- _Description of the task_: Present the following data again exactly as it is shown.

Extracted data entries:
● ● ● ● ● ● ●
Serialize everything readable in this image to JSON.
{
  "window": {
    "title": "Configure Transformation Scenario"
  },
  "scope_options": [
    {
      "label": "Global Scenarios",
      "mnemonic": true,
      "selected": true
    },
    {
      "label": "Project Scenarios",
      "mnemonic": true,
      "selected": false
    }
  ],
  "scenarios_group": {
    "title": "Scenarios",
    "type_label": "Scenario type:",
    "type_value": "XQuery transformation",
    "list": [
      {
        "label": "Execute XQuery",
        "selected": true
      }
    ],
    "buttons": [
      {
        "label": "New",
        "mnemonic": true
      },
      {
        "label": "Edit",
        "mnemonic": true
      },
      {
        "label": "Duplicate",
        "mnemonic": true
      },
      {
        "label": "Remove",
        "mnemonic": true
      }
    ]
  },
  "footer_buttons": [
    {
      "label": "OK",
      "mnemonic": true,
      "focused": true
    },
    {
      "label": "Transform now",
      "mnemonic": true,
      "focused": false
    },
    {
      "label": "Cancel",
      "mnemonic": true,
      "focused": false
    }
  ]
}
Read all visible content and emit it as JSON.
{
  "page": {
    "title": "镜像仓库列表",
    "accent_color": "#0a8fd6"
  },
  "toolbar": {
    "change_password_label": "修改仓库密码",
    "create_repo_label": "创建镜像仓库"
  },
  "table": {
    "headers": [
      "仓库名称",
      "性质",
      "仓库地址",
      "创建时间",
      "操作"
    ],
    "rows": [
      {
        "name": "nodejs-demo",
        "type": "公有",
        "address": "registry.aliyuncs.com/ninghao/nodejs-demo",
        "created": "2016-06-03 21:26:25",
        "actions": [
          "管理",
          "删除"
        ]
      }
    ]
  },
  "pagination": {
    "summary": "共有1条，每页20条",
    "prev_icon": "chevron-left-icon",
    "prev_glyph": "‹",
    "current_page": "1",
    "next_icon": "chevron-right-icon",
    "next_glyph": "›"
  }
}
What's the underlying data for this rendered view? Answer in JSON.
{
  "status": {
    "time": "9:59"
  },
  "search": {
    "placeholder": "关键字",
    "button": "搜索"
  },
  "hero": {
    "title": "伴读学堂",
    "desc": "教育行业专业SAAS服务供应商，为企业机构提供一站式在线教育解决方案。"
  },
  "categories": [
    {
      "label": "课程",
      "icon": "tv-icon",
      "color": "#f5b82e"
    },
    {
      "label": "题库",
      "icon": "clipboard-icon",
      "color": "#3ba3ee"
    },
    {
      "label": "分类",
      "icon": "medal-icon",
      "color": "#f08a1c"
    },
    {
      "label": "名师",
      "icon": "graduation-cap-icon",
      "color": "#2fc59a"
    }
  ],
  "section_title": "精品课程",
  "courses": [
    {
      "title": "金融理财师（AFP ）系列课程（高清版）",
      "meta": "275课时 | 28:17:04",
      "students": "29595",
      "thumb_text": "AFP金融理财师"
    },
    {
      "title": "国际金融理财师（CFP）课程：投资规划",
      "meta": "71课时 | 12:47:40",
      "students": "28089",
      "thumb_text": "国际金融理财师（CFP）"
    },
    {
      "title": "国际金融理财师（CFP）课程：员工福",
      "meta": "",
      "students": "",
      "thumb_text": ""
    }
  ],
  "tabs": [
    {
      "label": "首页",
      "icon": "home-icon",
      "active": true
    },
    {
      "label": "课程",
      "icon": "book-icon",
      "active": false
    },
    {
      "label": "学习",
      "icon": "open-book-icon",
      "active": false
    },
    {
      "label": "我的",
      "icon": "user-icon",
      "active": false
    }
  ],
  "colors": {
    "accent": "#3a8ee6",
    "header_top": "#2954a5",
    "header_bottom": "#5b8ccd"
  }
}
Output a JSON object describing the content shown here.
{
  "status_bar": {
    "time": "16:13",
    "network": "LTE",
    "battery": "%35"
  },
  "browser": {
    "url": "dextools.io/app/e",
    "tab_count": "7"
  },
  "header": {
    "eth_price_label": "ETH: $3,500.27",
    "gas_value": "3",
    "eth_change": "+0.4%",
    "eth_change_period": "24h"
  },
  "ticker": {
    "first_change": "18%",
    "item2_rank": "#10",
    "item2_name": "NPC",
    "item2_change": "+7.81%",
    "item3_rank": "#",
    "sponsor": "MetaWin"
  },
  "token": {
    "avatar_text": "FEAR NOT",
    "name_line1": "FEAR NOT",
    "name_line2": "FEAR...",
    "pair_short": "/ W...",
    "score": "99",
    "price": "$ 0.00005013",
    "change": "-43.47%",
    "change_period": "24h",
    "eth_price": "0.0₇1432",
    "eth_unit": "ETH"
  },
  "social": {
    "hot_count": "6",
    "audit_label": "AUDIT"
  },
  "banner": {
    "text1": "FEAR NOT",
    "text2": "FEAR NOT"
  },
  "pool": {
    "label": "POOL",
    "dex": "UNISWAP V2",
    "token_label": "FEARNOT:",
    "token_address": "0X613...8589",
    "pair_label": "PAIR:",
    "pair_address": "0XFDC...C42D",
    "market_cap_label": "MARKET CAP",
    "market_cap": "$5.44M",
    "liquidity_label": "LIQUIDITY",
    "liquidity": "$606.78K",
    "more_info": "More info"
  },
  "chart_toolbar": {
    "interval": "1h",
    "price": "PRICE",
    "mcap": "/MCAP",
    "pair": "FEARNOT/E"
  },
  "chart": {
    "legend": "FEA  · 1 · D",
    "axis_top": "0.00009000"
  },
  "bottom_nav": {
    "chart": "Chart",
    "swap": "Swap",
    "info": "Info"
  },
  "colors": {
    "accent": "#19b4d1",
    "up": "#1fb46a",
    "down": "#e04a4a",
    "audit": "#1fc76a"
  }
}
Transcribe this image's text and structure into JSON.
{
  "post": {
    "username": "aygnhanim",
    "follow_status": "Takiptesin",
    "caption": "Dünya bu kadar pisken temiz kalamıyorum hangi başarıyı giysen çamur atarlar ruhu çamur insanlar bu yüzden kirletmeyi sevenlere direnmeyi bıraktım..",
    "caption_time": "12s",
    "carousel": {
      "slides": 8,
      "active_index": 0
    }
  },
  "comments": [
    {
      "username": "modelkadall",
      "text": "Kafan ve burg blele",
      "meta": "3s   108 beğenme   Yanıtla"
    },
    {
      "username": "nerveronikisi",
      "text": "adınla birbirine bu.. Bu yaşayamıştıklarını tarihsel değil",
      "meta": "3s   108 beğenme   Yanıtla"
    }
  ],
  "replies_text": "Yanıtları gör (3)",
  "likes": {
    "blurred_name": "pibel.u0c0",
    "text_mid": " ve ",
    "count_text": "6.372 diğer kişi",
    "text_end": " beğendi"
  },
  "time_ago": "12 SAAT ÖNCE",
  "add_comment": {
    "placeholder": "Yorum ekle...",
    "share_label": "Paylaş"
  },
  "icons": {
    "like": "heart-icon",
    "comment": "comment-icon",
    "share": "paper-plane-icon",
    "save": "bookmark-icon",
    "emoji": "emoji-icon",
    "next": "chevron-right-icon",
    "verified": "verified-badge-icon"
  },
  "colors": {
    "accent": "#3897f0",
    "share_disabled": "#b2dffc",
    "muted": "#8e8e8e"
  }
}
● ● ● ● ● ● ●
- _Correct response_:
Serialize everything readable in this image to JSON.
{
  "window": {
    "title": "Configure Transformation Scenario"
  },
  "scope_options": [
    {
      "label": "Global Scenarios",
      "mnemonic": true,
      "selected": true
    },
    {
      "label": "Project Scenarios",
      "mnemonic": true,
      "selected": false
    }
  ],
  "scenarios_group": {
    "title": "Scenarios",
    "type_label": "Scenario type:",
    "type_value": "XQuery transformation",
    "list": [
      {
        "label": "Execute XQuery",
        "selected": true
      }
    ],
    "buttons": [
      {
        "label": "New",
        "mnemonic": true
      },
      {
        "label": "Edit",
        "mnemonic": true
      },
      {
        "label": "Duplicate",
        "mnemonic": true
      },
      {
        "label": "Remove",
        "mnemonic": true
      }
    ]
  },
  "footer_buttons": [
    {
      "label": "OK",
      "mnemonic": true,
      "focused": true
    },
    {
      "label": "Transform now",
      "mnemonic": true,
      "focused": false
    },
    {
      "label": "Cancel",
      "mnemonic": true,
      "focused": false
    }
  ]
}
Read all visible content and emit it as JSON.
{
  "page": {
    "title": "镜像仓库列表",
    "accent_color": "#0a8fd6"
  },
  "toolbar": {
    "change_password_label": "修改仓库密码",
    "create_repo_label": "创建镜像仓库"
  },
  "table": {
    "headers": [
      "仓库名称",
      "性质",
      "仓库地址",
      "创建时间",
      "操作"
    ],
    "rows": [
      {
        "name": "nodejs-demo",
        "type": "公有",
        "address": "registry.aliyuncs.com/ninghao/nodejs-demo",
        "created": "2016-06-03 21:26:25",
        "actions": [
          "管理",
          "删除"
        ]
      }
    ]
  },
  "pagination": {
    "summary": "共有1条，每页20条",
    "prev_icon": "chevron-left-icon",
    "prev_glyph": "‹",
    "current_page": "1",
    "next_icon": "chevron-right-icon",
    "next_glyph": "›"
  }
}
What's the underlying data for this rendered view? Answer in JSON.
{
  "status": {
    "time": "9:59"
  },
  "search": {
    "placeholder": "关键字",
    "button": "搜索"
  },
  "hero": {
    "title": "伴读学堂",
    "desc": "教育行业专业SAAS服务供应商，为企业机构提供一站式在线教育解决方案。"
  },
  "categories": [
    {
      "label": "课程",
      "icon": "tv-icon",
      "color": "#f5b82e"
    },
    {
      "label": "题库",
      "icon": "clipboard-icon",
      "color": "#3ba3ee"
    },
    {
      "label": "分类",
      "icon": "medal-icon",
      "color": "#f08a1c"
    },
    {
      "label": "名师",
      "icon": "graduation-cap-icon",
      "color": "#2fc59a"
    }
  ],
  "section_title": "精品课程",
  "courses": [
    {
      "title": "金融理财师（AFP ）系列课程（高清版）",
      "meta": "275课时 | 28:17:04",
      "students": "29595",
      "thumb_text": "AFP金融理财师"
    },
    {
      "title": "国际金融理财师（CFP）课程：投资规划",
      "meta": "71课时 | 12:47:40",
      "students": "28089",
      "thumb_text": "国际金融理财师（CFP）"
    },
    {
      "title": "国际金融理财师（CFP）课程：员工福",
      "meta": "",
      "students": "",
      "thumb_text": ""
    }
  ],
  "tabs": [
    {
      "label": "首页",
      "icon": "home-icon",
      "active": true
    },
    {
      "label": "课程",
      "icon": "book-icon",
      "active": false
    },
    {
      "label": "学习",
      "icon": "open-book-icon",
      "active": false
    },
    {
      "label": "我的",
      "icon": "user-icon",
      "active": false
    }
  ],
  "colors": {
    "accent": "#3a8ee6",
    "header_top": "#2954a5",
    "header_bottom": "#5b8ccd"
  }
}
Output a JSON object describing the content shown here.
{
  "status_bar": {
    "time": "16:13",
    "network": "LTE",
    "battery": "%35"
  },
  "browser": {
    "url": "dextools.io/app/e",
    "tab_count": "7"
  },
  "header": {
    "eth_price_label": "ETH: $3,500.27",
    "gas_value": "3",
    "eth_change": "+0.4%",
    "eth_change_period": "24h"
  },
  "ticker": {
    "first_change": "18%",
    "item2_rank": "#10",
    "item2_name": "NPC",
    "item2_change": "+7.81%",
    "item3_rank": "#",
    "sponsor": "MetaWin"
  },
  "token": {
    "avatar_text": "FEAR NOT",
    "name_line1": "FEAR NOT",
    "name_line2": "FEAR...",
    "pair_short": "/ W...",
    "score": "99",
    "price": "$ 0.00005013",
    "change": "-43.47%",
    "change_period": "24h",
    "eth_price": "0.0₇1432",
    "eth_unit": "ETH"
  },
  "social": {
    "hot_count": "6",
    "audit_label": "AUDIT"
  },
  "banner": {
    "text1": "FEAR NOT",
    "text2": "FEAR NOT"
  },
  "pool": {
    "label": "POOL",
    "dex": "UNISWAP V2",
    "token_label": "FEARNOT:",
    "token_address": "0X613...8589",
    "pair_label": "PAIR:",
    "pair_address": "0XFDC...C42D",
    "market_cap_label": "MARKET CAP",
    "market_cap": "$5.44M",
    "liquidity_label": "LIQUIDITY",
    "liquidity": "$606.78K",
    "more_info": "More info"
  },
  "chart_toolbar": {
    "interval": "1h",
    "price": "PRICE",
    "mcap": "/MCAP",
    "pair": "FEARNOT/E"
  },
  "chart": {
    "legend": "FEA  · 1 · D",
    "axis_top": "0.00009000"
  },
  "bottom_nav": {
    "chart": "Chart",
    "swap": "Swap",
    "info": "Info"
  },
  "colors": {
    "accent": "#19b4d1",
    "up": "#1fb46a",
    "down": "#e04a4a",
    "audit": "#1fc76a"
  }
}
Transcribe this image's text and structure into JSON.
{
  "post": {
    "username": "aygnhanim",
    "follow_status": "Takiptesin",
    "caption": "Dünya bu kadar pisken temiz kalamıyorum hangi başarıyı giysen çamur atarlar ruhu çamur insanlar bu yüzden kirletmeyi sevenlere direnmeyi bıraktım..",
    "caption_time": "12s",
    "carousel": {
      "slides": 8,
      "active_index": 0
    }
  },
  "comments": [
    {
      "username": "modelkadall",
      "text": "Kafan ve burg blele",
      "meta": "3s   108 beğenme   Yanıtla"
    },
    {
      "username": "nerveronikisi",
      "text": "adınla birbirine bu.. Bu yaşayamıştıklarını tarihsel değil",
      "meta": "3s   108 beğenme   Yanıtla"
    }
  ],
  "replies_text": "Yanıtları gör (3)",
  "likes": {
    "blurred_name": "pibel.u0c0",
    "text_mid": " ve ",
    "count_text": "6.372 diğer kişi",
    "text_end": " beğendi"
  },
  "time_ago": "12 SAAT ÖNCE",
  "add_comment": {
    "placeholder": "Yorum ekle...",
    "share_label": "Paylaş"
  },
  "icons": {
    "like": "heart-icon",
    "comment": "comment-icon",
    "share": "paper-plane-icon",
    "save": "bookmark-icon",
    "emoji": "emoji-icon",
    "next": "chevron-right-icon",
    "verified": "verified-badge-icon"
  },
  "colors": {
    "accent": "#3897f0",
    "share_disabled": "#b2dffc",
    "muted": "#8e8e8e"
  }
}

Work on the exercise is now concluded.